◆ EXERCISE DESCRIPTION
In the data below, find each line containing the string "name" and return it.

◆ SUPPLIED RECORDS
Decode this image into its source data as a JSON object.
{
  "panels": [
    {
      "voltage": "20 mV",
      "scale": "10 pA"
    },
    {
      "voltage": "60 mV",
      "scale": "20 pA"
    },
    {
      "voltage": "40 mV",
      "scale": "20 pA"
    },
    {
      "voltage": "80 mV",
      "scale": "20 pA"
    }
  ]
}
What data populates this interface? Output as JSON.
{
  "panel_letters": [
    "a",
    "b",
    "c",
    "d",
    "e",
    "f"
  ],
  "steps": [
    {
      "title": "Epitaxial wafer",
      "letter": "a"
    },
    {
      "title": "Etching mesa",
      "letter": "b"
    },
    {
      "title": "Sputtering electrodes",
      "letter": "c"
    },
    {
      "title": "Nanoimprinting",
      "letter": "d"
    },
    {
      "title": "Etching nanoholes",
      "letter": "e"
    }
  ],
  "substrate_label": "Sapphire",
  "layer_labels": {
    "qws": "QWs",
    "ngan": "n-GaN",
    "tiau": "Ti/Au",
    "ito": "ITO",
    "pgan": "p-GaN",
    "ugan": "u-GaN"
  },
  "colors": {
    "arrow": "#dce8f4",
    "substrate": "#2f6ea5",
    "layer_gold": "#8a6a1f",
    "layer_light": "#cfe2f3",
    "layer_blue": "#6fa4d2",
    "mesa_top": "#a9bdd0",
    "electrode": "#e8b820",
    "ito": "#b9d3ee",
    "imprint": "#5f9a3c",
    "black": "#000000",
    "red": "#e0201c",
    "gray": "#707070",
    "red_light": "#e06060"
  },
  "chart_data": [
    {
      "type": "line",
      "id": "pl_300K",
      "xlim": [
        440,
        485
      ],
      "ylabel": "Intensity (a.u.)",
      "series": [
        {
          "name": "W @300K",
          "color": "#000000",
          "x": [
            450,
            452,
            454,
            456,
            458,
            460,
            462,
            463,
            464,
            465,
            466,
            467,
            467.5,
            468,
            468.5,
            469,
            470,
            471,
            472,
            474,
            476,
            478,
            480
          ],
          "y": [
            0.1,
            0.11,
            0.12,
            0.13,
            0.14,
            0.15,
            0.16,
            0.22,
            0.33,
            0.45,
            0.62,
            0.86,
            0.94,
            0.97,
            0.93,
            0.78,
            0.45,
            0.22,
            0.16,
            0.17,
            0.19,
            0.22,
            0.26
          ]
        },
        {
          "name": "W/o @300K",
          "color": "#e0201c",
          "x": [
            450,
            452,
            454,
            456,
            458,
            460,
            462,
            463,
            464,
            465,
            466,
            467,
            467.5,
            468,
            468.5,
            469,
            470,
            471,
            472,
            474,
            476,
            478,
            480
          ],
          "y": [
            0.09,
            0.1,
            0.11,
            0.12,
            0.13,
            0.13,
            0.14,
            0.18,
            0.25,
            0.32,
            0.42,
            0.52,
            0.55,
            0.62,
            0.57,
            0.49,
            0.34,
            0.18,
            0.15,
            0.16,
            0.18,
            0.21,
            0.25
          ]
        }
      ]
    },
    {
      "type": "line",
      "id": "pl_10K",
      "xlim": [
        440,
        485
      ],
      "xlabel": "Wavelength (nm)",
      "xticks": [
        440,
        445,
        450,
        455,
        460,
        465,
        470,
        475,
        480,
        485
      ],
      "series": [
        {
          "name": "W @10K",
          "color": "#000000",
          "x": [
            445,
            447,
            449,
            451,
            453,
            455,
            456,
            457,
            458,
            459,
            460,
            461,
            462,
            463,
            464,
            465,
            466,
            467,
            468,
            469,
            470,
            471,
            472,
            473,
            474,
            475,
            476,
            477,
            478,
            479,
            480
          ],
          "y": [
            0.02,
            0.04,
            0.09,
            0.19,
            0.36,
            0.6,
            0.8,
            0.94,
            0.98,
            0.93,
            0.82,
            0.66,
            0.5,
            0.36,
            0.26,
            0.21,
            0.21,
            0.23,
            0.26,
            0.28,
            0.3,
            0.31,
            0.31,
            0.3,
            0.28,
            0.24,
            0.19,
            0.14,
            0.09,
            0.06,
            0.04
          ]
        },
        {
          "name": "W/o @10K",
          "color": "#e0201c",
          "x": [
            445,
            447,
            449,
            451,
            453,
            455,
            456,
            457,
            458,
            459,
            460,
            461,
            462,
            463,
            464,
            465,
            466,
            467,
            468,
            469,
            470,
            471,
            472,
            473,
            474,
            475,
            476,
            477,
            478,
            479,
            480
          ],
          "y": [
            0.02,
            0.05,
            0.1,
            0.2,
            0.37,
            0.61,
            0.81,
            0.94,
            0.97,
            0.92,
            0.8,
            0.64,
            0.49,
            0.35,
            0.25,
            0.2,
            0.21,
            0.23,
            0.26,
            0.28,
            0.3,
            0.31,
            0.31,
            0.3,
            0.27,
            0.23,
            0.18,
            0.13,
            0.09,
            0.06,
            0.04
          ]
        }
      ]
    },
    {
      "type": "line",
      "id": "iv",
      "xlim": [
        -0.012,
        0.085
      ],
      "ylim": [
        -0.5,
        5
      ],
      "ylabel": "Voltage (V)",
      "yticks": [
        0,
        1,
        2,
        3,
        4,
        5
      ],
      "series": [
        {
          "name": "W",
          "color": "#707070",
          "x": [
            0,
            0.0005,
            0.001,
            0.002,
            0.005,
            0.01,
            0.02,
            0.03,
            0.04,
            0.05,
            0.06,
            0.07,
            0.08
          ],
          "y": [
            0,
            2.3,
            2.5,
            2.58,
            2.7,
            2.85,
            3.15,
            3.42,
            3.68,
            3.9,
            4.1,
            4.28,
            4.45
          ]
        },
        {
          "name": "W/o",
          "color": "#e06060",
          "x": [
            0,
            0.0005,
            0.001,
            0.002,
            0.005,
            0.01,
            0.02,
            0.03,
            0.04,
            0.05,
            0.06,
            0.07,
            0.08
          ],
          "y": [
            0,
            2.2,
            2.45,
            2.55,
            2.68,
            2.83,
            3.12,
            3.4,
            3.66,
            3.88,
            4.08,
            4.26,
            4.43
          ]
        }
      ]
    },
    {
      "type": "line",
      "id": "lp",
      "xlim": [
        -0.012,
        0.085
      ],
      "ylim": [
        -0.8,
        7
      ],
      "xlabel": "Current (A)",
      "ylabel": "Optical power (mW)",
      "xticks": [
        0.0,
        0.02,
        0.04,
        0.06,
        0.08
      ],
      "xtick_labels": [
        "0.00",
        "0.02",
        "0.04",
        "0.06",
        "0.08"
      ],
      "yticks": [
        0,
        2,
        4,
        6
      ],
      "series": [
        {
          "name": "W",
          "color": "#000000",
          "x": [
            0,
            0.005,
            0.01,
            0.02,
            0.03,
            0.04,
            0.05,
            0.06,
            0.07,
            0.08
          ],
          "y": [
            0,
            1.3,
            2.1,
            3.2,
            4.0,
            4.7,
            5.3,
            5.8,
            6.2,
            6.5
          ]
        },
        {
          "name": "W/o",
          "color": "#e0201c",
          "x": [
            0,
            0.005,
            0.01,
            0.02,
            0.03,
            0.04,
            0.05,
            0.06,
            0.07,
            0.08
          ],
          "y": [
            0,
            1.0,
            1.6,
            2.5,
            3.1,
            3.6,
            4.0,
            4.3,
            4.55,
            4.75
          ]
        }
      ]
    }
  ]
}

◆ EXERCISE RESPONSE
          "name": "W @300K",
          "name": "W/o @300K",
          "name": "W @10K",
          "name": "W/o @10K",
          "name": "W",
          "name": "W/o",
          "name": "W",
          "name": "W/o",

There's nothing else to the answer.